- **Directions**
Would you transcribe all of the data exactly, down to the last character?

··· Dataset rows

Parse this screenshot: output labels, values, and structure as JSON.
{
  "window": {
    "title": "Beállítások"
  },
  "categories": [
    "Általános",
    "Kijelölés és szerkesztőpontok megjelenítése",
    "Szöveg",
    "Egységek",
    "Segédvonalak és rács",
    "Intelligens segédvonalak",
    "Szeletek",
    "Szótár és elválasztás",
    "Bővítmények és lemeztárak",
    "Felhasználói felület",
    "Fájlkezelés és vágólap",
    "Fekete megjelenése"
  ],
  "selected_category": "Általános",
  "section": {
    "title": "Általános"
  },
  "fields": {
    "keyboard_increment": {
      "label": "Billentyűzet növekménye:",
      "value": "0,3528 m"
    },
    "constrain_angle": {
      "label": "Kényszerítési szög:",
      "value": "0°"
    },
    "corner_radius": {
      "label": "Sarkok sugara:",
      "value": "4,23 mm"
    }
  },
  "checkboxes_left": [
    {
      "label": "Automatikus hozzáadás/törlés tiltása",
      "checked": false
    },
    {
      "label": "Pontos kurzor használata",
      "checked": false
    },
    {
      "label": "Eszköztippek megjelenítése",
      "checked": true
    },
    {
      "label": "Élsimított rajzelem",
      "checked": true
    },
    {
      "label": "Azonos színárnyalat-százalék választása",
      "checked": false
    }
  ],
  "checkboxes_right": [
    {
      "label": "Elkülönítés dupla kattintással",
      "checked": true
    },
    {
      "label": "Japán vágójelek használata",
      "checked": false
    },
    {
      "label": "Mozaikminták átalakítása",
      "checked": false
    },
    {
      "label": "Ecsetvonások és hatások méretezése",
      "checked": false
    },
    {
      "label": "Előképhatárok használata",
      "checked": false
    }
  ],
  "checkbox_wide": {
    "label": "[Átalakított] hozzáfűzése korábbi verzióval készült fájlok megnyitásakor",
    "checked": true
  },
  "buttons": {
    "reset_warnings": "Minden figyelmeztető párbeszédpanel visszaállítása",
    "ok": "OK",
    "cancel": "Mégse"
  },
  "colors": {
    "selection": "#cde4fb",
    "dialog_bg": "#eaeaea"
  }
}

······

- **Output for this exercise**
Parse this screenshot: output labels, values, and structure as JSON.
{
  "window": {
    "title": "Beállítások"
  },
  "categories": [
    "Általános",
    "Kijelölés és szerkesztőpontok megjelenítése",
    "Szöveg",
    "Egységek",
    "Segédvonalak és rács",
    "Intelligens segédvonalak",
    "Szeletek",
    "Szótár és elválasztás",
    "Bővítmények és lemeztárak",
    "Felhasználói felület",
    "Fájlkezelés és vágólap",
    "Fekete megjelenése"
  ],
  "selected_category": "Általános",
  "section": {
    "title": "Általános"
  },
  "fields": {
    "keyboard_increment": {
      "label": "Billentyűzet növekménye:",
      "value": "0,3528 m"
    },
    "constrain_angle": {
      "label": "Kényszerítési szög:",
      "value": "0°"
    },
    "corner_radius": {
      "label": "Sarkok sugara:",
      "value": "4,23 mm"
    }
  },
  "checkboxes_left": [
    {
      "label": "Automatikus hozzáadás/törlés tiltása",
      "checked": false
    },
    {
      "label": "Pontos kurzor használata",
      "checked": false
    },
    {
      "label": "Eszköztippek megjelenítése",
      "checked": true
    },
    {
      "label": "Élsimított rajzelem",
      "checked": true
    },
    {
      "label": "Azonos színárnyalat-százalék választása",
      "checked": false
    }
  ],
  "checkboxes_right": [
    {
      "label": "Elkülönítés dupla kattintással",
      "checked": true
    },
    {
      "label": "Japán vágójelek használata",
      "checked": false
    },
    {
      "label": "Mozaikminták átalakítása",
      "checked": false
    },
    {
      "label": "Ecsetvonások és hatások méretezése",
      "checked": false
    },
    {
      "label": "Előképhatárok használata",
      "checked": false
    }
  ],
  "checkbox_wide": {
    "label": "[Átalakított] hozzáfűzése korábbi verzióval készült fájlok megnyitásakor",
    "checked": true
  },
  "buttons": {
    "reset_warnings": "Minden figyelmeztető párbeszédpanel visszaállítása",
    "ok": "OK",
    "cancel": "Mégse"
  },
  "colors": {
    "selection": "#cde4fb",
    "dialog_bg": "#eaeaea"
  }
}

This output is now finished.